[Figure collection entries]
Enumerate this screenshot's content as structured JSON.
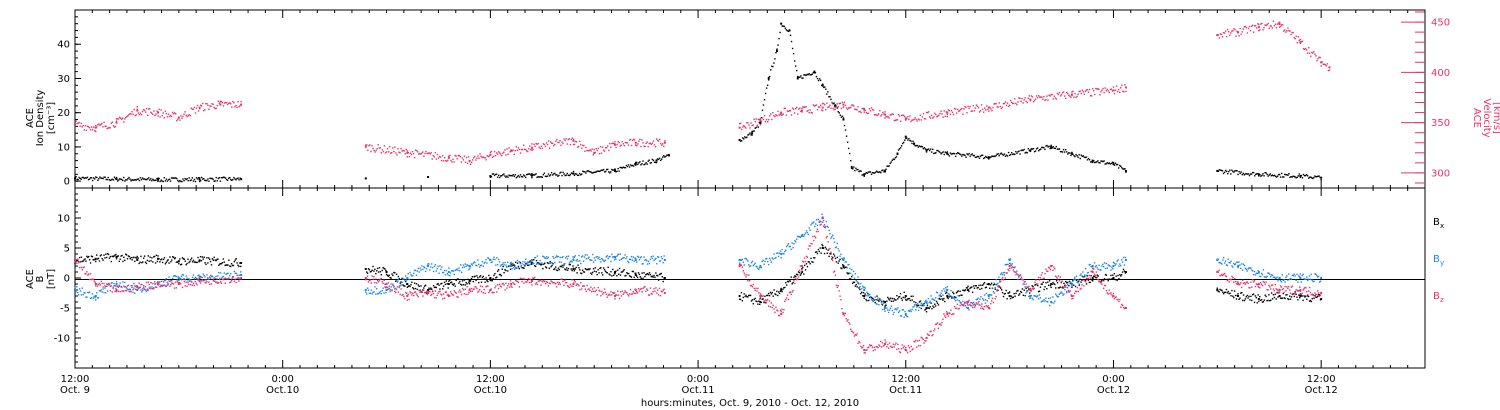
{
  "colors": {
    "density": "#000000",
    "velocity": "#e8336b",
    "bx": "#000000",
    "by": "#1e88e5",
    "bz": "#e8336b",
    "axis": "#000000"
  },
  "x_axis": {
    "label": "hours:minutes, Oct.  9, 2010 - Oct. 12, 2010",
    "ticks": [
      {
        "day": 9.5,
        "time": "12:00",
        "date": "Oct. 9"
      },
      {
        "day": 10.0,
        "time": "0:00",
        "date": "Oct.10"
      },
      {
        "day": 10.5,
        "time": "12:00",
        "date": "Oct.10"
      },
      {
        "day": 11.0,
        "time": "0:00",
        "date": "Oct.11"
      },
      {
        "day": 11.5,
        "time": "12:00",
        "date": "Oct.11"
      },
      {
        "day": 12.0,
        "time": "0:00",
        "date": "Oct.12"
      },
      {
        "day": 12.5,
        "time": "12:00",
        "date": "Oct.12"
      }
    ]
  },
  "panels": {
    "top": {
      "left_label": [
        "ACE",
        "Ion Density",
        "[cm⁻³]"
      ],
      "right_label": [
        "ACE",
        "Velocity",
        "[km/s]"
      ],
      "left_ticks": [
        0,
        10,
        20,
        30,
        40
      ],
      "right_ticks": [
        300,
        350,
        400,
        450
      ]
    },
    "bottom": {
      "left_label": [
        "ACE",
        "B",
        "[nT]"
      ],
      "left_ticks": [
        -10,
        -5,
        0,
        5,
        10
      ],
      "legend": [
        {
          "key": "bx",
          "text": "B",
          "sub": "x"
        },
        {
          "key": "by",
          "text": "B",
          "sub": "y"
        },
        {
          "key": "bz",
          "text": "B",
          "sub": "z"
        }
      ]
    }
  },
  "chart_data": [
    {
      "type": "scatter",
      "panel": "top",
      "xunit": "day of October 2010",
      "xlim": [
        9.5,
        12.75
      ],
      "ylim": [
        -2,
        50
      ],
      "y2lim": [
        285,
        462
      ],
      "series": [
        {
          "key": "density",
          "axis": "left",
          "ylabel": "Ion Density",
          "points": [
            [
              9.5,
              0.8
            ],
            [
              9.6,
              0.6
            ],
            [
              9.7,
              0.4
            ],
            [
              9.8,
              0.5
            ],
            [
              9.9,
              0.6
            ],
            [
              10.2,
              0.8
            ],
            [
              10.35,
              1.2
            ],
            [
              10.5,
              1.5
            ],
            [
              10.6,
              1.6
            ],
            [
              10.7,
              2.2
            ],
            [
              10.8,
              3.0
            ],
            [
              10.85,
              5
            ],
            [
              10.9,
              6
            ],
            [
              10.93,
              7.5
            ],
            [
              11.1,
              12
            ],
            [
              11.13,
              14
            ],
            [
              11.15,
              17
            ],
            [
              11.17,
              30
            ],
            [
              11.19,
              38
            ],
            [
              11.2,
              46
            ],
            [
              11.22,
              44
            ],
            [
              11.24,
              30
            ],
            [
              11.28,
              32
            ],
            [
              11.3,
              28
            ],
            [
              11.33,
              22
            ],
            [
              11.35,
              18
            ],
            [
              11.37,
              4
            ],
            [
              11.4,
              2
            ],
            [
              11.45,
              3
            ],
            [
              11.48,
              8
            ],
            [
              11.5,
              13
            ],
            [
              11.52,
              11
            ],
            [
              11.55,
              9
            ],
            [
              11.6,
              8
            ],
            [
              11.7,
              7
            ],
            [
              11.8,
              9
            ],
            [
              11.85,
              10
            ],
            [
              11.9,
              8
            ],
            [
              11.95,
              6
            ],
            [
              12.0,
              5
            ],
            [
              12.03,
              3
            ],
            [
              12.25,
              3
            ],
            [
              12.35,
              2
            ],
            [
              12.45,
              1.5
            ],
            [
              12.5,
              1.0
            ]
          ]
        },
        {
          "key": "velocity",
          "axis": "right",
          "ylabel": "Velocity",
          "points": [
            [
              9.5,
              348
            ],
            [
              9.55,
              345
            ],
            [
              9.6,
              350
            ],
            [
              9.65,
              362
            ],
            [
              9.7,
              360
            ],
            [
              9.75,
              355
            ],
            [
              9.8,
              365
            ],
            [
              9.85,
              368
            ],
            [
              9.9,
              368
            ],
            [
              10.2,
              326
            ],
            [
              10.3,
              320
            ],
            [
              10.4,
              315
            ],
            [
              10.45,
              312
            ],
            [
              10.5,
              318
            ],
            [
              10.55,
              322
            ],
            [
              10.6,
              325
            ],
            [
              10.7,
              332
            ],
            [
              10.75,
              320
            ],
            [
              10.8,
              328
            ],
            [
              10.85,
              330
            ],
            [
              10.92,
              330
            ],
            [
              11.1,
              345
            ],
            [
              11.15,
              352
            ],
            [
              11.2,
              360
            ],
            [
              11.25,
              362
            ],
            [
              11.3,
              365
            ],
            [
              11.35,
              368
            ],
            [
              11.4,
              363
            ],
            [
              11.45,
              358
            ],
            [
              11.5,
              353
            ],
            [
              11.6,
              360
            ],
            [
              11.7,
              365
            ],
            [
              11.8,
              373
            ],
            [
              11.9,
              378
            ],
            [
              12.0,
              382
            ],
            [
              12.03,
              385
            ],
            [
              12.25,
              437
            ],
            [
              12.3,
              440
            ],
            [
              12.35,
              445
            ],
            [
              12.4,
              448
            ],
            [
              12.45,
              430
            ],
            [
              12.5,
              410
            ],
            [
              12.52,
              405
            ]
          ]
        }
      ]
    },
    {
      "type": "scatter",
      "panel": "bottom",
      "xunit": "day of October 2010",
      "xlim": [
        9.5,
        12.75
      ],
      "ylim": [
        -15,
        15
      ],
      "series": [
        {
          "key": "bx",
          "name": "B x",
          "points": [
            [
              9.5,
              3
            ],
            [
              9.55,
              3.2
            ],
            [
              9.6,
              3.5
            ],
            [
              9.65,
              3.0
            ],
            [
              9.7,
              3.2
            ],
            [
              9.75,
              2.8
            ],
            [
              9.8,
              2.9
            ],
            [
              9.9,
              2.5
            ],
            [
              10.2,
              1.5
            ],
            [
              10.25,
              1.0
            ],
            [
              10.3,
              -1
            ],
            [
              10.35,
              -2
            ],
            [
              10.4,
              -1
            ],
            [
              10.45,
              -0.5
            ],
            [
              10.5,
              0
            ],
            [
              10.55,
              2
            ],
            [
              10.6,
              2.5
            ],
            [
              10.7,
              1.5
            ],
            [
              10.8,
              1
            ],
            [
              10.85,
              0.5
            ],
            [
              10.92,
              0
            ],
            [
              11.1,
              -3
            ],
            [
              11.15,
              -4
            ],
            [
              11.2,
              -2
            ],
            [
              11.25,
              1
            ],
            [
              11.3,
              5
            ],
            [
              11.35,
              2
            ],
            [
              11.4,
              -3
            ],
            [
              11.45,
              -4
            ],
            [
              11.5,
              -3
            ],
            [
              11.55,
              -5
            ],
            [
              11.6,
              -3
            ],
            [
              11.65,
              -2
            ],
            [
              11.7,
              -1
            ],
            [
              11.75,
              -3
            ],
            [
              11.8,
              -2
            ],
            [
              11.85,
              -1
            ],
            [
              11.9,
              -1
            ],
            [
              11.95,
              0
            ],
            [
              12.0,
              0
            ],
            [
              12.03,
              1
            ],
            [
              12.25,
              -2
            ],
            [
              12.3,
              -3
            ],
            [
              12.35,
              -3.5
            ],
            [
              12.4,
              -3
            ],
            [
              12.45,
              -3
            ],
            [
              12.5,
              -3.5
            ]
          ]
        },
        {
          "key": "by",
          "name": "B y",
          "points": [
            [
              9.5,
              -2
            ],
            [
              9.55,
              -3
            ],
            [
              9.6,
              -1
            ],
            [
              9.65,
              -2
            ],
            [
              9.7,
              -1
            ],
            [
              9.75,
              0
            ],
            [
              9.8,
              0
            ],
            [
              9.9,
              0.5
            ],
            [
              10.2,
              -2
            ],
            [
              10.25,
              -2
            ],
            [
              10.3,
              0
            ],
            [
              10.35,
              2
            ],
            [
              10.4,
              1
            ],
            [
              10.45,
              2
            ],
            [
              10.5,
              3
            ],
            [
              10.55,
              2
            ],
            [
              10.6,
              3
            ],
            [
              10.7,
              3
            ],
            [
              10.8,
              3.5
            ],
            [
              10.85,
              3
            ],
            [
              10.92,
              3
            ],
            [
              11.1,
              3
            ],
            [
              11.15,
              2
            ],
            [
              11.2,
              4
            ],
            [
              11.25,
              7
            ],
            [
              11.3,
              10
            ],
            [
              11.35,
              3
            ],
            [
              11.4,
              -2
            ],
            [
              11.45,
              -5
            ],
            [
              11.5,
              -6
            ],
            [
              11.55,
              -4
            ],
            [
              11.6,
              -2
            ],
            [
              11.65,
              -5
            ],
            [
              11.7,
              -3
            ],
            [
              11.75,
              3
            ],
            [
              11.8,
              -3
            ],
            [
              11.85,
              -4
            ],
            [
              11.9,
              -1
            ],
            [
              11.95,
              2
            ],
            [
              12.0,
              2
            ],
            [
              12.03,
              3
            ],
            [
              12.25,
              3
            ],
            [
              12.3,
              2
            ],
            [
              12.35,
              1
            ],
            [
              12.4,
              0
            ],
            [
              12.45,
              0
            ],
            [
              12.5,
              0
            ]
          ]
        },
        {
          "key": "bz",
          "name": "B z",
          "points": [
            [
              9.5,
              3
            ],
            [
              9.55,
              -1
            ],
            [
              9.6,
              -2
            ],
            [
              9.65,
              -1.5
            ],
            [
              9.7,
              -1
            ],
            [
              9.75,
              -1
            ],
            [
              9.8,
              -0.5
            ],
            [
              9.9,
              0
            ],
            [
              10.2,
              0
            ],
            [
              10.25,
              -1
            ],
            [
              10.3,
              -3
            ],
            [
              10.35,
              -2.5
            ],
            [
              10.4,
              -3
            ],
            [
              10.45,
              -2
            ],
            [
              10.5,
              -2
            ],
            [
              10.55,
              -1
            ],
            [
              10.6,
              -0.5
            ],
            [
              10.7,
              -1
            ],
            [
              10.8,
              -3
            ],
            [
              10.85,
              -2
            ],
            [
              10.92,
              -2.5
            ],
            [
              11.1,
              2
            ],
            [
              11.15,
              -3
            ],
            [
              11.2,
              -6
            ],
            [
              11.25,
              2
            ],
            [
              11.3,
              10
            ],
            [
              11.35,
              -6
            ],
            [
              11.4,
              -12
            ],
            [
              11.45,
              -11
            ],
            [
              11.5,
              -12
            ],
            [
              11.55,
              -10
            ],
            [
              11.6,
              -6
            ],
            [
              11.65,
              -4
            ],
            [
              11.7,
              -5
            ],
            [
              11.75,
              2
            ],
            [
              11.8,
              -2
            ],
            [
              11.85,
              2
            ],
            [
              11.9,
              -3
            ],
            [
              11.95,
              1
            ],
            [
              12.0,
              -3
            ],
            [
              12.03,
              -5
            ],
            [
              12.25,
              1
            ],
            [
              12.3,
              -1
            ],
            [
              12.35,
              -1
            ],
            [
              12.4,
              -2
            ],
            [
              12.45,
              -2
            ],
            [
              12.5,
              -2.5
            ]
          ]
        }
      ]
    }
  ]
}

## What needs to be done
Search the data for the word "ylabel" and copy each line where it appears.

## Final result
          "ylabel": "Ion Density",
          "ylabel": "Velocity",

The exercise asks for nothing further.